-- Exercise brief --
Report the count of lines containing the word "Sarah" in the entries below, and nothing more.
======== Dataset excerpts ========
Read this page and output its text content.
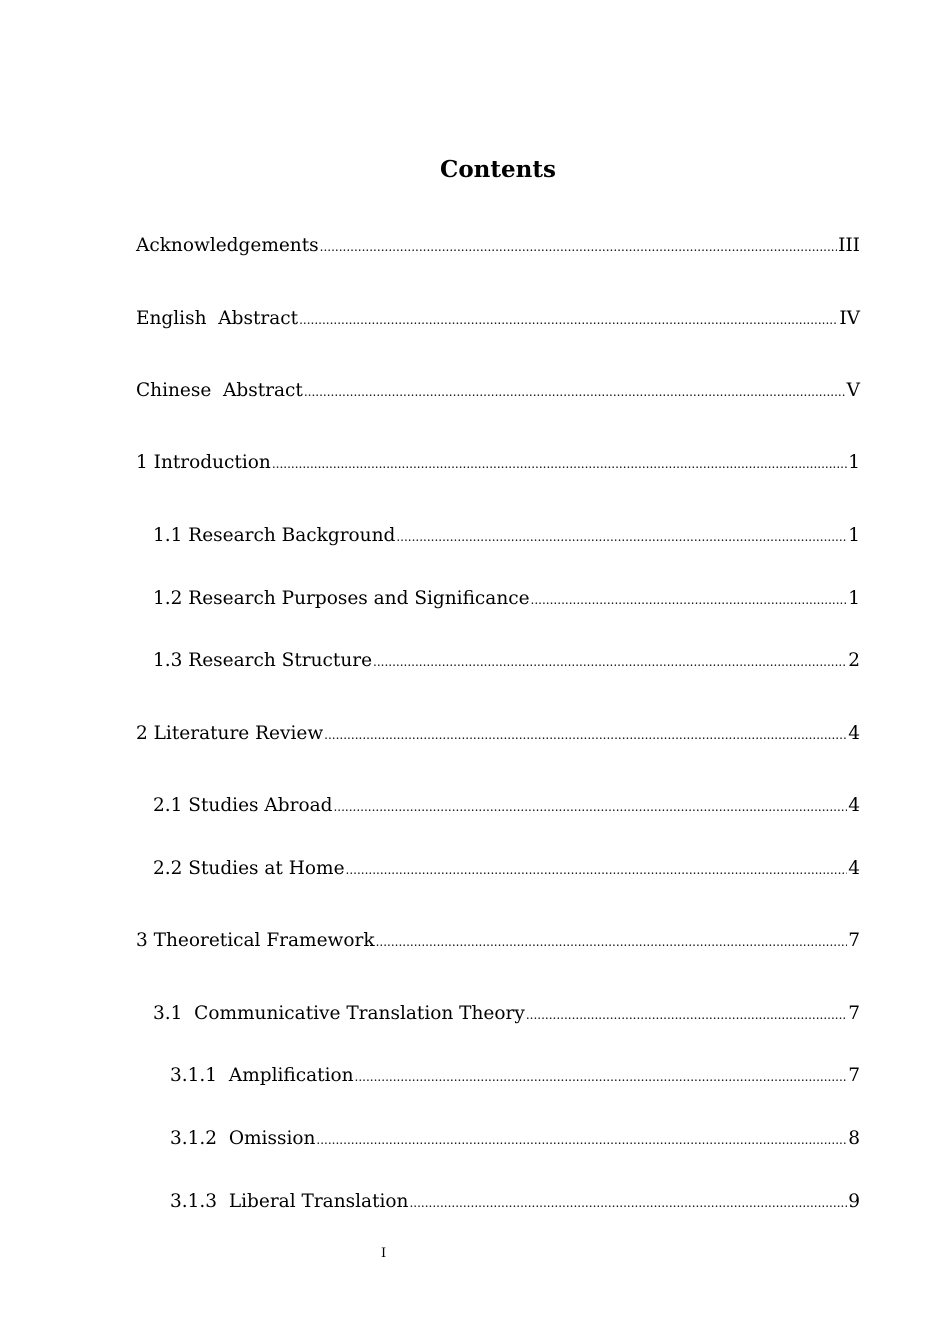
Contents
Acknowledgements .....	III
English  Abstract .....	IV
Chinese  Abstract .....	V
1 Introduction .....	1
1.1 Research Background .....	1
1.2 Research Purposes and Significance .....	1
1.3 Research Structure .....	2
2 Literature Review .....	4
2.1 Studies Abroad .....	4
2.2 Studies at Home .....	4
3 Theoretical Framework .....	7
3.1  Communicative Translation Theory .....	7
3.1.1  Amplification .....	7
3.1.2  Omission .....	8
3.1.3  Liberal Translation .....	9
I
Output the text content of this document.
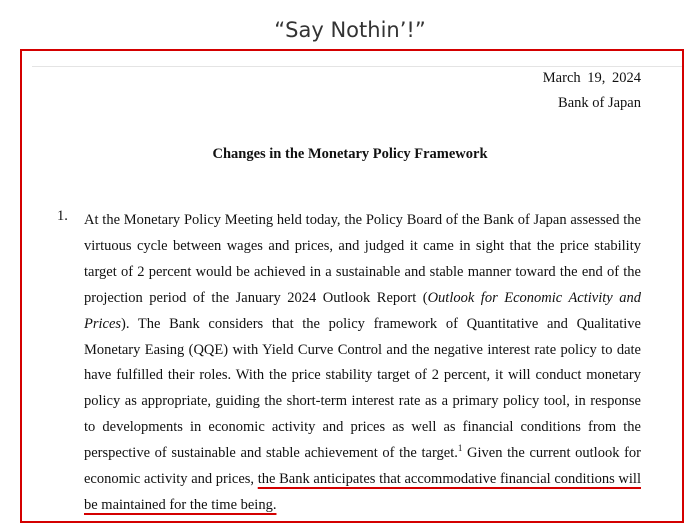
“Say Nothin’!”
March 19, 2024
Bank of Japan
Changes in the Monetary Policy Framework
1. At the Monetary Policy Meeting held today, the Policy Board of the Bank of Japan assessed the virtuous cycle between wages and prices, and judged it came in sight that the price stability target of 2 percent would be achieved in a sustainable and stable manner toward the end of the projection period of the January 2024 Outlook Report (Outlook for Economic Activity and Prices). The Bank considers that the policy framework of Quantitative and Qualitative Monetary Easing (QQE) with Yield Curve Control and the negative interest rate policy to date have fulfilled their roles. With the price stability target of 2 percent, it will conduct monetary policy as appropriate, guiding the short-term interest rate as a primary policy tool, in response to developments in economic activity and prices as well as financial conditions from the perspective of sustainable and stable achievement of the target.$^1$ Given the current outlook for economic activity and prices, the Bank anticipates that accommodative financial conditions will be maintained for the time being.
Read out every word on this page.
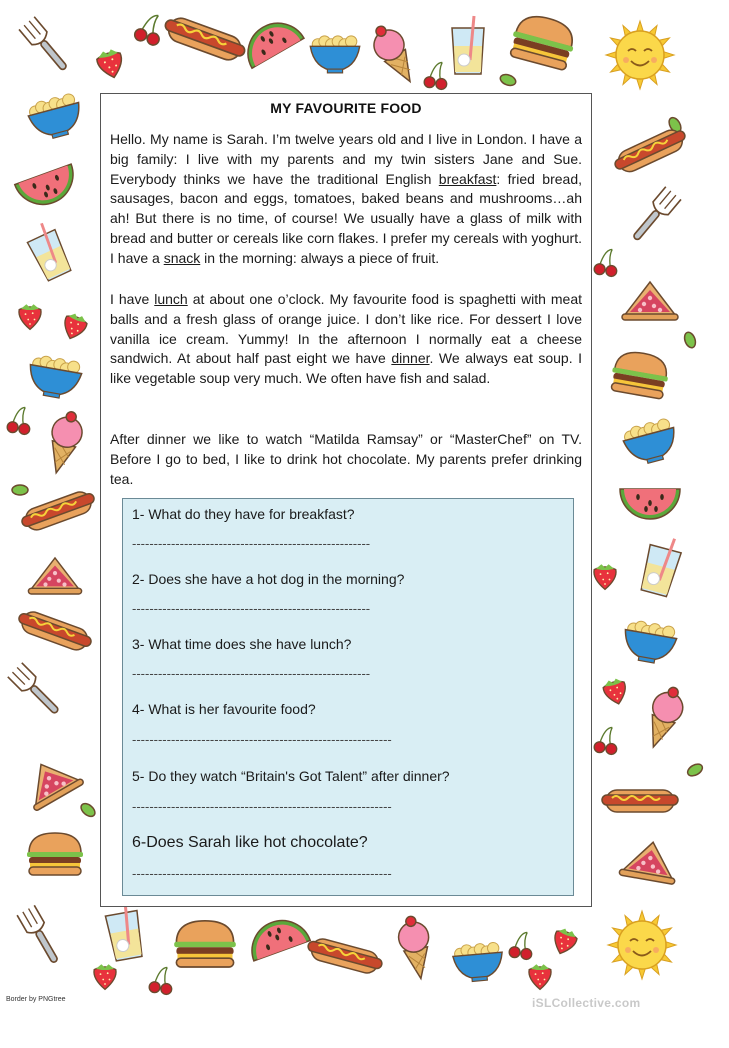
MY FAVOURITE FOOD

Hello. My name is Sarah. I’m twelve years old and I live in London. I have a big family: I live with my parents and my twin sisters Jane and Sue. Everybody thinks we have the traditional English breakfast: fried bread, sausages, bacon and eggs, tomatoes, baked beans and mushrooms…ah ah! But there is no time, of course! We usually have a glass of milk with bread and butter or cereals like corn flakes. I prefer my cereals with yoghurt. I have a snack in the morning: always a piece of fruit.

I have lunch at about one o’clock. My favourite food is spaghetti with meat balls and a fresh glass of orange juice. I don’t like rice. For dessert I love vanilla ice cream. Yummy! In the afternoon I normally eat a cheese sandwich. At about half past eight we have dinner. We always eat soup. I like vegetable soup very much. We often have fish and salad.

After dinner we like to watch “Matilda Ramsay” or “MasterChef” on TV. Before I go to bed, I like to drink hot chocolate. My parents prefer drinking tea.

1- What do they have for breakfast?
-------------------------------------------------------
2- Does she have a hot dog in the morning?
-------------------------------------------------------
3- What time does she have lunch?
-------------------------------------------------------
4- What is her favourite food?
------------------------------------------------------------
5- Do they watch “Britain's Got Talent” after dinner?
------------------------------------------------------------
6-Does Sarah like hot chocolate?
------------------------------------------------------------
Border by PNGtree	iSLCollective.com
========
-- Answer --
2